### What needs to be done:
State the number of lines in these records that include the word "color", and add nothing to it.

### Data supplied:
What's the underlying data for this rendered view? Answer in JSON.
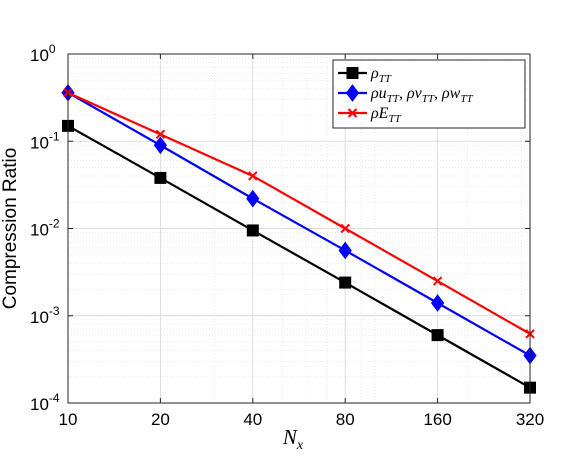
{
  "chart_data": {
    "type": "line",
    "x_scale": "log2",
    "y_scale": "log10",
    "x": [
      10,
      20,
      40,
      80,
      160,
      320
    ],
    "x_tick_labels": [
      "10",
      "20",
      "40",
      "80",
      "160",
      "320"
    ],
    "y_ticks": [
      {
        "value": 0.0001,
        "base": "10",
        "exp": "-4"
      },
      {
        "value": 0.001,
        "base": "10",
        "exp": "-3"
      },
      {
        "value": 0.01,
        "base": "10",
        "exp": "-2"
      },
      {
        "value": 0.1,
        "base": "10",
        "exp": "-1"
      },
      {
        "value": 1,
        "base": "10",
        "exp": "0"
      }
    ],
    "xlim": [
      10,
      320
    ],
    "ylim": [
      0.0001,
      1
    ],
    "xlabel_main": "N",
    "xlabel_sub": "x",
    "ylabel": "Compression Ratio",
    "grid": true,
    "legend_position": "top-right",
    "series": [
      {
        "name_main": "ρ",
        "name_sub": "TT",
        "name_tail": "",
        "color": "#000000",
        "marker": "square",
        "values": [
          0.15,
          0.038,
          0.0095,
          0.0024,
          0.0006,
          0.00015
        ]
      },
      {
        "name_main": "ρu",
        "name_sub": "TT",
        "name_tail": ", ρv",
        "name_sub2": "TT",
        "name_tail2": ", ρw",
        "name_sub3": "TT",
        "color": "#0000ff",
        "marker": "diamond",
        "values": [
          0.36,
          0.09,
          0.022,
          0.0056,
          0.0014,
          0.00035
        ]
      },
      {
        "name_main": "ρE",
        "name_sub": "TT",
        "name_tail": "",
        "color": "#ff0000",
        "marker": "x",
        "values": [
          0.36,
          0.12,
          0.04,
          0.01,
          0.0025,
          0.00062
        ]
      }
    ]
  }
}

### Complete output:
3